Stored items
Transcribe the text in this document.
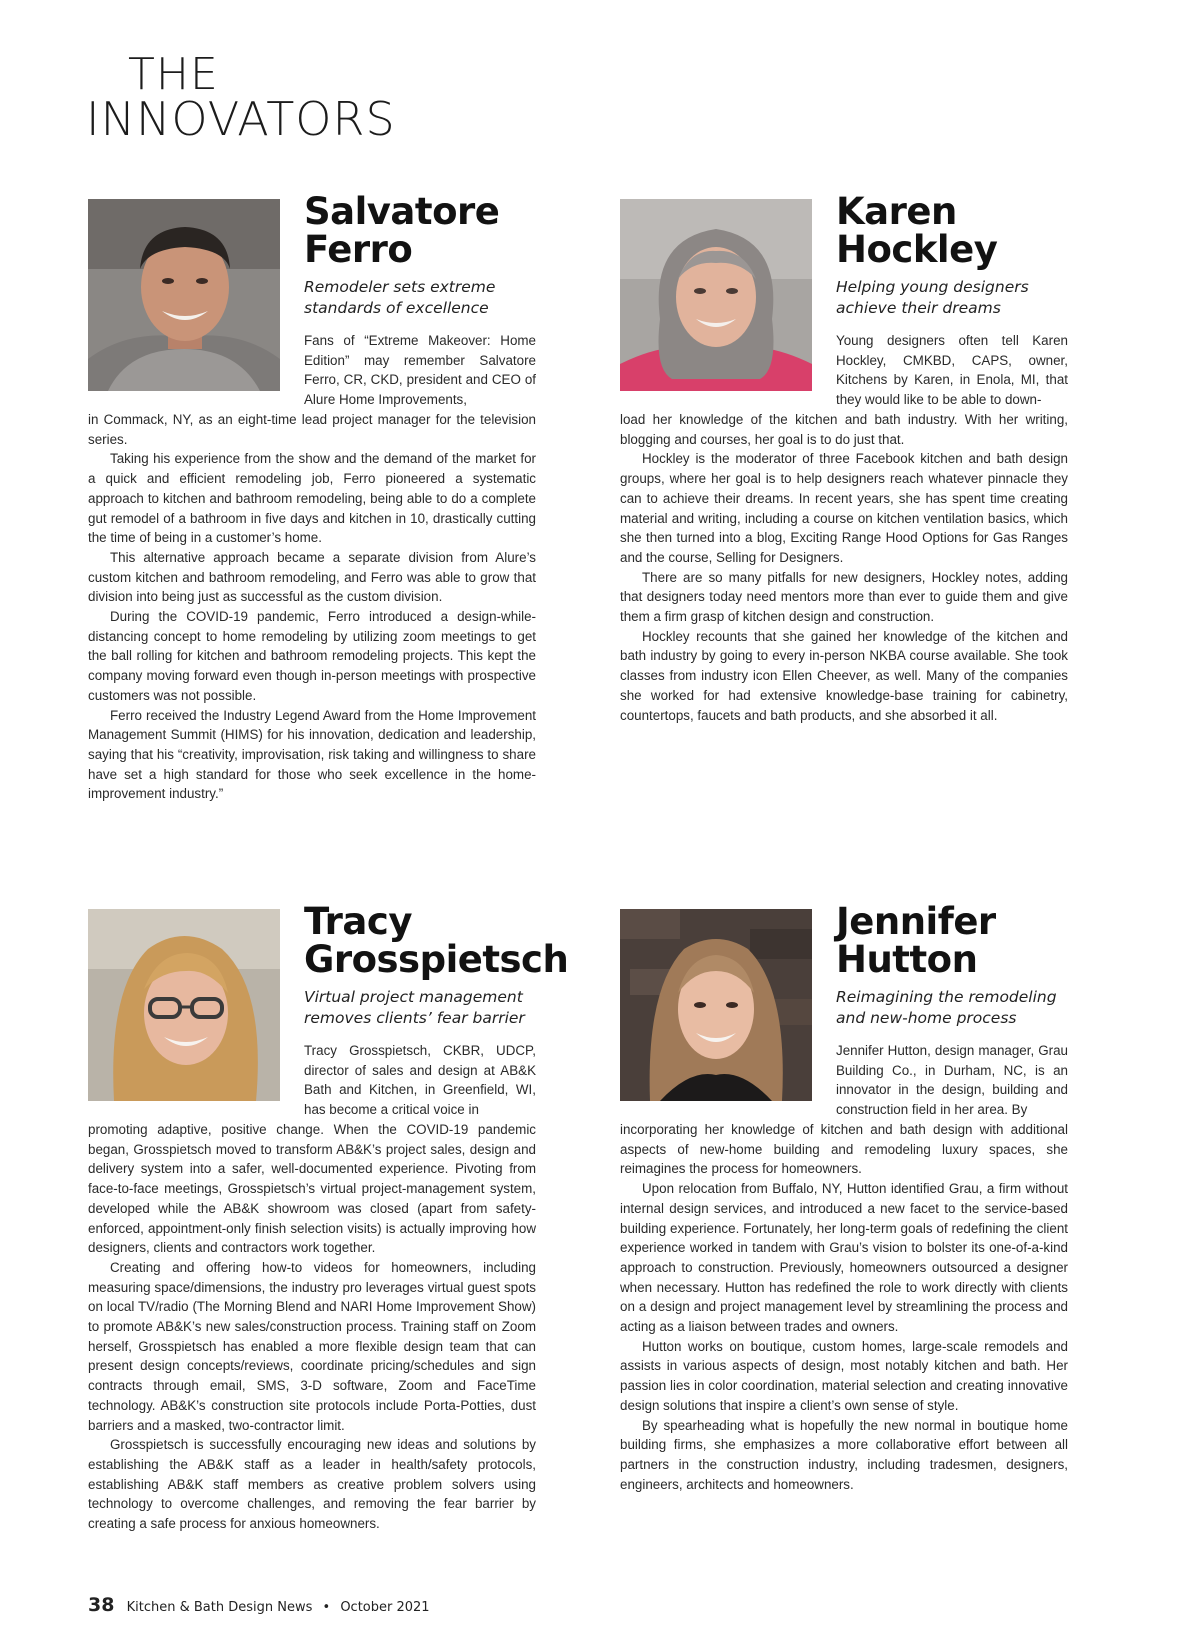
THE
INNOVATORS
Salvatore
Ferro

Remodeler sets extreme standards of excellence

Fans of “Extreme Makeover: Home Edition” may remember Salvatore Ferro, CR, CKD, president and CEO of Alure Home Improvements,

in Commack, NY, as an eight-time lead project manager for the television series.

Taking his experience from the show and the demand of the market for a quick and efficient remodeling job, Ferro pioneered a systematic approach to kitchen and bathroom remodeling, being able to do a complete gut remodel of a bathroom in five days and kitchen in 10, drastically cutting the time of being in a customer’s home.

This alternative approach became a separate division from Alure’s custom kitchen and bathroom remodeling, and Ferro was able to grow that division into being just as successful as the custom division.

During the COVID-19 pandemic, Ferro introduced a design-while-distancing concept to home remodeling by utilizing zoom meetings to get the ball rolling for kitchen and bathroom remodeling projects. This kept the company moving forward even though in-person meetings with prospective customers was not possible.

Ferro received the Industry Legend Award from the Home Improvement Management Summit (HIMS) for his innovation, dedication and leadership, saying that his “creativity, improvisation, risk taking and willingness to share have set a high standard for those who seek excellence in the home-improvement industry.”

Karen
Hockley

Helping young designers achieve their dreams

Young designers often tell Karen Hockley, CMKBD, CAPS, owner, Kitchens by Karen, in Enola, MI, that they would like to be able to down-

load her knowledge of the kitchen and bath industry. With her writing, blogging and courses, her goal is to do just that.

Hockley is the moderator of three Facebook kitchen and bath design groups, where her goal is to help designers reach whatever pinnacle they can to achieve their dreams. In recent years, she has spent time creating material and writing, including a course on kitchen ventilation basics, which she then turned into a blog, Exciting Range Hood Options for Gas Ranges and the course, Selling for Designers.

There are so many pitfalls for new designers, Hockley notes, adding that designers today need mentors more than ever to guide them and give them a firm grasp of kitchen design and construction.

Hockley recounts that she gained her knowledge of the kitchen and bath industry by going to every in-person NKBA course available. She took classes from industry icon Ellen Cheever, as well. Many of the companies she worked for had extensive knowledge-base training for cabinetry, countertops, faucets and bath products, and she absorbed it all.

Tracy
Grosspietsch

Virtual project management removes clients’ fear barrier

Tracy Grosspietsch, CKBR, UDCP, director of sales and design at AB&K Bath and Kitchen, in Greenfield, WI, has become a critical voice in

promoting adaptive, positive change. When the COVID-19 pandemic began, Grosspietsch moved to transform AB&K’s project sales, design and delivery system into a safer, well-documented experience. Pivoting from face-to-face meetings, Grosspietsch’s virtual project-management system, developed while the AB&K showroom was closed (apart from safety-enforced, appointment-only finish selection visits) is actually improving how designers, clients and contractors work together.

Creating and offering how-to videos for homeowners, including measuring space/dimensions, the industry pro leverages virtual guest spots on local TV/radio (The Morning Blend and NARI Home Improvement Show) to promote AB&K’s new sales/construction process. Training staff on Zoom herself, Grosspietsch has enabled a more flexible design team that can present design concepts/reviews, coordinate pricing/schedules and sign contracts through email, SMS, 3-D software, Zoom and FaceTime technology. AB&K’s construction site protocols include Porta-Potties, dust barriers and a masked, two-contractor limit.

Grosspietsch is successfully encouraging new ideas and solutions by establishing the AB&K staff as a leader in health/safety protocols, establishing AB&K staff members as creative problem solvers using technology to overcome challenges, and removing the fear barrier by creating a safe process for anxious homeowners.

Jennifer
Hutton

Reimagining the remodeling and new-home process

Jennifer Hutton, design manager, Grau Building Co., in Durham, NC, is an innovator in the design, building and construction field in her area. By

incorporating her knowledge of kitchen and bath design with additional aspects of new-home building and remodeling luxury spaces, she reimagines the process for homeowners.

Upon relocation from Buffalo, NY, Hutton identified Grau, a firm without internal design services, and introduced a new facet to the service-based building experience. Fortunately, her long-term goals of redefining the client experience worked in tandem with Grau’s vision to bolster its one-of-a-kind approach to construction. Previously, homeowners outsourced a designer when necessary. Hutton has redefined the role to work directly with clients on a design and project management level by streamlining the process and acting as a liaison between trades and owners.

Hutton works on boutique, custom homes, large-scale remodels and assists in various aspects of design, most notably kitchen and bath. Her passion lies in color coordination, material selection and creating innovative design solutions that inspire a client’s own sense of style.

By spearheading what is hopefully the new normal in boutique home building firms, she emphasizes a more collaborative effort between all partners in the construction industry, including tradesmen, designers, engineers, architects and homeowners.

38 Kitchen & Bath Design News • October 2021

▶ _BRIEF_
Give only the count of lines in which the string "selection" appears.

▶ _RESULT_
2